+++ RECORDS FOR THIS TASK

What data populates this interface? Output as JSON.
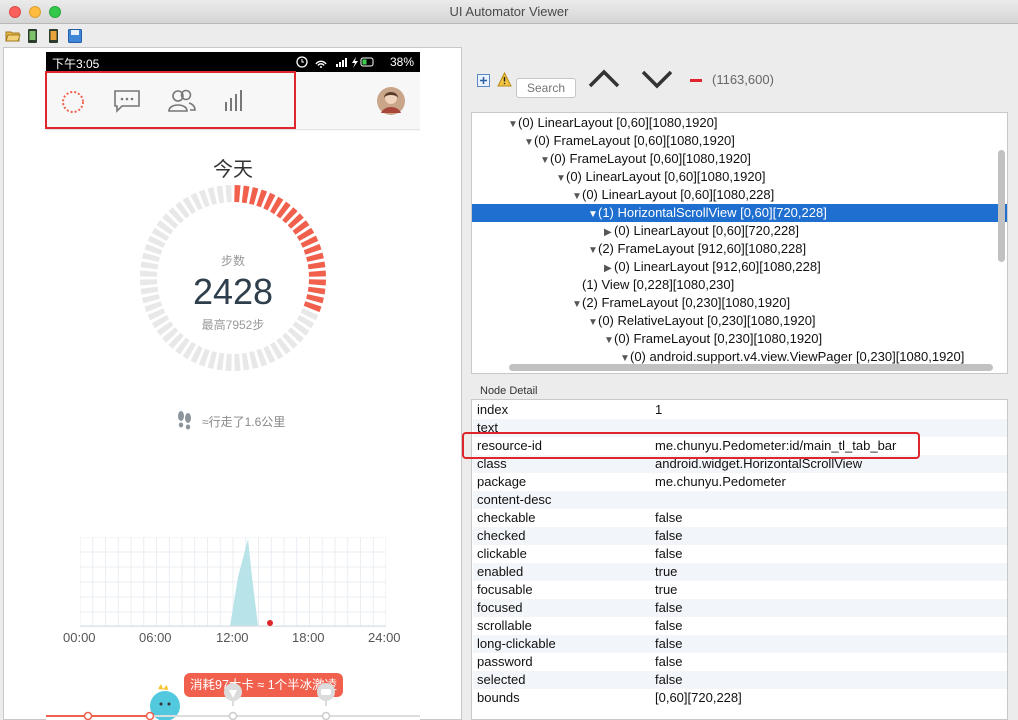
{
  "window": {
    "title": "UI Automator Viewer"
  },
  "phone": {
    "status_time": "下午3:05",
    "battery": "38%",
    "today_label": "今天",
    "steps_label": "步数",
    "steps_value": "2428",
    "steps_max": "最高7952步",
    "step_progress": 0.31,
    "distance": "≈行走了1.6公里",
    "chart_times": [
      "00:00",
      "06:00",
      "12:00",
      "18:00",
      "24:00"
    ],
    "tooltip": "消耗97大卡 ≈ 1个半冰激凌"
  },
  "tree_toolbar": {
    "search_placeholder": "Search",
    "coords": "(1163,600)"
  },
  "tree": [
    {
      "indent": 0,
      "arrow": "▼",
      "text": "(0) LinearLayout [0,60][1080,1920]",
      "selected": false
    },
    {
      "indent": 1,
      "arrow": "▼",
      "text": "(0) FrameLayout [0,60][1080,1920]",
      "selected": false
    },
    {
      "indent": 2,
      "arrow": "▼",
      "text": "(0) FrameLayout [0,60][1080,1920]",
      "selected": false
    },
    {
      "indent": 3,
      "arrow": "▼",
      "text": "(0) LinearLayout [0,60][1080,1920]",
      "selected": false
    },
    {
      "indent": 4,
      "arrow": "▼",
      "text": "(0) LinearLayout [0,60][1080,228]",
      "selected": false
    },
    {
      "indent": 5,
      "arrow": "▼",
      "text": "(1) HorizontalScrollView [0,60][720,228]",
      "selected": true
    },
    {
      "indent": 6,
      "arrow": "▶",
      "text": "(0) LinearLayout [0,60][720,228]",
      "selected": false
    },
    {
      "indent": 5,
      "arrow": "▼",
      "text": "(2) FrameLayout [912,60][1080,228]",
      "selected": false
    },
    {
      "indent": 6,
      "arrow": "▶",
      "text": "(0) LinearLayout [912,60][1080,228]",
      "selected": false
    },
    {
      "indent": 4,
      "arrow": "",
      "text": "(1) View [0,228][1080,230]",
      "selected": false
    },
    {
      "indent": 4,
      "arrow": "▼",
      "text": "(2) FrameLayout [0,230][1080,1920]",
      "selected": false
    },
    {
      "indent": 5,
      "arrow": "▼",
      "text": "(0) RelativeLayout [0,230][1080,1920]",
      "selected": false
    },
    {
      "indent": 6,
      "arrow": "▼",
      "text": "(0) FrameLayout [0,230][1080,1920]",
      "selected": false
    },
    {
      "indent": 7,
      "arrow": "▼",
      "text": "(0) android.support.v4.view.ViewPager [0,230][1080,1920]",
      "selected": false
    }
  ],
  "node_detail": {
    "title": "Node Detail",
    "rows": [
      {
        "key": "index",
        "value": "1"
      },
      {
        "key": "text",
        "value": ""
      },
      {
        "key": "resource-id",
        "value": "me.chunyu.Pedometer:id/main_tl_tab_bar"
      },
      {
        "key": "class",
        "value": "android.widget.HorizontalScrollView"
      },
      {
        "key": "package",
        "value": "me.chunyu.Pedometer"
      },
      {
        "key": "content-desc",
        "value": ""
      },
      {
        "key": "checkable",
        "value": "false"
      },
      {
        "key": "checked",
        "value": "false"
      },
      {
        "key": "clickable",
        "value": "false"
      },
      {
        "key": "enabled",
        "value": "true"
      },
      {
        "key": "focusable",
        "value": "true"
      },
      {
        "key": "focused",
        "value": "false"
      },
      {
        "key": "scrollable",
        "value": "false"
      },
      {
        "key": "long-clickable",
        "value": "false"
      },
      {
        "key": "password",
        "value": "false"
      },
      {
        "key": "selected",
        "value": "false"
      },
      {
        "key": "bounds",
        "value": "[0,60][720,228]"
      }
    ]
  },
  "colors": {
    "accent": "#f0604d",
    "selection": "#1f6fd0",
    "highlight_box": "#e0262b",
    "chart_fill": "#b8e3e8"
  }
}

++++++
+++ RECORDS FOR THIS TASK

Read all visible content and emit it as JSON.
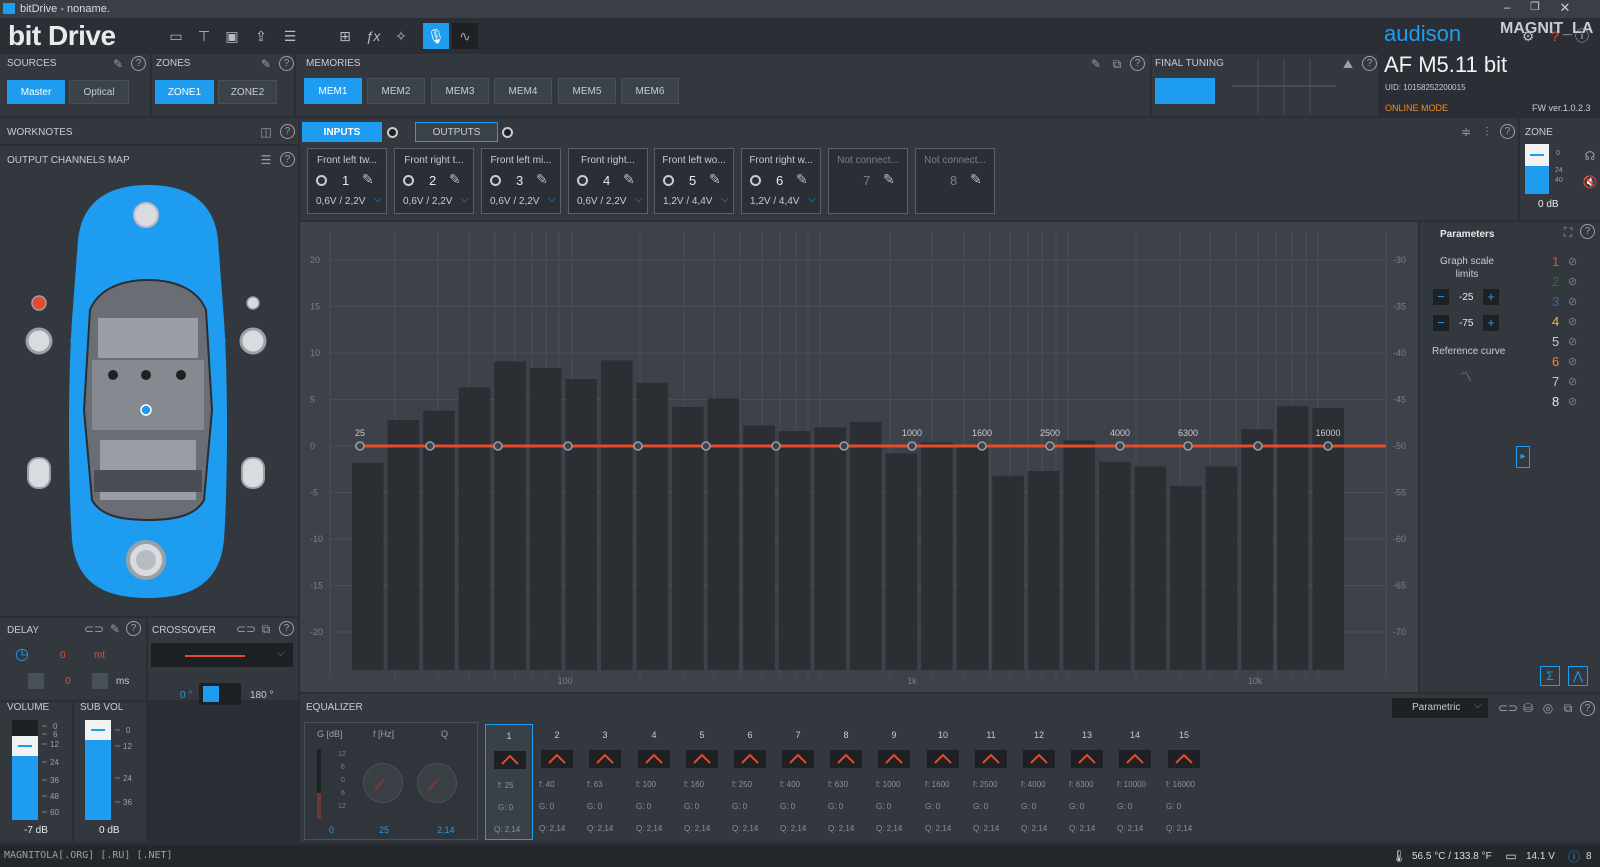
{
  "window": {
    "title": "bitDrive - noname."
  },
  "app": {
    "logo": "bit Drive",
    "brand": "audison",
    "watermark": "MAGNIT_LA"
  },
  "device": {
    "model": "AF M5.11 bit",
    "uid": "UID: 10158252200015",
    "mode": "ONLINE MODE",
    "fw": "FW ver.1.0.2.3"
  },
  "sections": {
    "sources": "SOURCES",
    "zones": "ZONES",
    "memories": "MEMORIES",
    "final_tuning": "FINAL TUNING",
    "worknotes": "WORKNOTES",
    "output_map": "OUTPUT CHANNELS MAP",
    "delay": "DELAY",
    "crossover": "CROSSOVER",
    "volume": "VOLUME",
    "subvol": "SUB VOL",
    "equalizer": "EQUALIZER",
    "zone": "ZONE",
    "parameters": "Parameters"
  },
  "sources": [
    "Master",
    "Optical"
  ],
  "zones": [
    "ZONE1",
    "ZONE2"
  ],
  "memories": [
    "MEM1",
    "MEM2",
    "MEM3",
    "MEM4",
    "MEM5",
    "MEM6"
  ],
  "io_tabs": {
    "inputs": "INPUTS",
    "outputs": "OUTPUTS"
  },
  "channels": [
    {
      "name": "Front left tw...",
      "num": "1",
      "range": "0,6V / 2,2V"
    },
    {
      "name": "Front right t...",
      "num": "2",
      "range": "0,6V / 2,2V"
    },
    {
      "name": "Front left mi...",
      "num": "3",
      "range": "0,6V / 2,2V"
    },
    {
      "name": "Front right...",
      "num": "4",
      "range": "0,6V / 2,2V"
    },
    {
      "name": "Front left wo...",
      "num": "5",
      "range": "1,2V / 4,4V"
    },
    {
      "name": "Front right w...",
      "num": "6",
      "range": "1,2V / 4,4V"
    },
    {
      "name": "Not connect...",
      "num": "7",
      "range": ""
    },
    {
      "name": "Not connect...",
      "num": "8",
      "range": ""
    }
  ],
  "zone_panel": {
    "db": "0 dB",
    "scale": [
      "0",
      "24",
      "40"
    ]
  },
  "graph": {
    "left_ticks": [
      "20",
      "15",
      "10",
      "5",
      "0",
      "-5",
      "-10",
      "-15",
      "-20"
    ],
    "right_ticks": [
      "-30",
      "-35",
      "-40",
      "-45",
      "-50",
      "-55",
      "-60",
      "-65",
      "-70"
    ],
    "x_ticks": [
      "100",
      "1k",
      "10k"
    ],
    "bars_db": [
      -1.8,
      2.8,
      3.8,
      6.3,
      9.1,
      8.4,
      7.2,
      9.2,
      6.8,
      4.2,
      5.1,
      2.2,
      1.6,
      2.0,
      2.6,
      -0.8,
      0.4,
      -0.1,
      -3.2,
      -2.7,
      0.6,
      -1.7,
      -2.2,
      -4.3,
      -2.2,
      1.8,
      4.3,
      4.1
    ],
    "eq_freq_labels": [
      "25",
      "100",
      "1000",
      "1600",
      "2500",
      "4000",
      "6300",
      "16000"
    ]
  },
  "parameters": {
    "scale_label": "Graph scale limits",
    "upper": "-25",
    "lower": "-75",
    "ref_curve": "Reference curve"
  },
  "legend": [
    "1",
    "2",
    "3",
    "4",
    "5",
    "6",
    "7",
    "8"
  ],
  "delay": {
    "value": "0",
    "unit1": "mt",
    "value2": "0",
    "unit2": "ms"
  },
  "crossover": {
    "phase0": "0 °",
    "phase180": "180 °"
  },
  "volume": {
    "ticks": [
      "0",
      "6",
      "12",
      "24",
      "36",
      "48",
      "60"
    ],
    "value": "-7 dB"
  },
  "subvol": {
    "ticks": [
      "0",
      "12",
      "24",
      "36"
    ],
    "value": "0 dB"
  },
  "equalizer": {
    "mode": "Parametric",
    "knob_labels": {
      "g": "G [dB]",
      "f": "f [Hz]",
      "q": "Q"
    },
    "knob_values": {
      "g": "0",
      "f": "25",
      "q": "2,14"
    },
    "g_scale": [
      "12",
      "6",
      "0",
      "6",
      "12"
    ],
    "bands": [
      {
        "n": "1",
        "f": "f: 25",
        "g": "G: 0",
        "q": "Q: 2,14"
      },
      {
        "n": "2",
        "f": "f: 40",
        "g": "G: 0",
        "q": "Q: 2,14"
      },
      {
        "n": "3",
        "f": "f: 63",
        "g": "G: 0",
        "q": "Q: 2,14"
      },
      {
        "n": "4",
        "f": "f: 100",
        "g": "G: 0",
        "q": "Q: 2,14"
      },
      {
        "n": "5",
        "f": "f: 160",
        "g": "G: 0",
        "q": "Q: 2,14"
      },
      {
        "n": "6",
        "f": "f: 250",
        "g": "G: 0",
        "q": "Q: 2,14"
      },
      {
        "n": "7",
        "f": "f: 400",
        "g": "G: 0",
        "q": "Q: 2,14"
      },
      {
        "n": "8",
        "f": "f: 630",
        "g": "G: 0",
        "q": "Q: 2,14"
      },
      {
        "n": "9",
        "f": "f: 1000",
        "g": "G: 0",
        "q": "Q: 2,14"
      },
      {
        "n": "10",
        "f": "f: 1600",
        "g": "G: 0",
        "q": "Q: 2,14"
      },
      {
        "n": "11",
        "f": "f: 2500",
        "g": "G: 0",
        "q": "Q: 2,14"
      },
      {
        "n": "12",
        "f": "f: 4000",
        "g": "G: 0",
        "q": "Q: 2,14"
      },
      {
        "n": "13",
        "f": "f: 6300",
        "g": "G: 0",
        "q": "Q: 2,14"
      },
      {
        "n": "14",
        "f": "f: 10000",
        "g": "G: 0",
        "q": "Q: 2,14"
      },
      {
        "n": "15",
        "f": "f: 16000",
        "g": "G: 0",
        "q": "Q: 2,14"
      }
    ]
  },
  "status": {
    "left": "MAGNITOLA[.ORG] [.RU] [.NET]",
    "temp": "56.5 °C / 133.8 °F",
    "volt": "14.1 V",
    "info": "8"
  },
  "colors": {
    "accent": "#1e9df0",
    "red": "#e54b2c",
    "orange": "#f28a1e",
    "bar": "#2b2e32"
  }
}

++++++

DIRECTIONS:
Show every line above in which the word "chunyu" occurs.

RESPONSE TO THE EXERCISE:
        "value": "me.chunyu.Pedometer:id/main_tl_tab_bar"
        "value": "me.chunyu.Pedometer"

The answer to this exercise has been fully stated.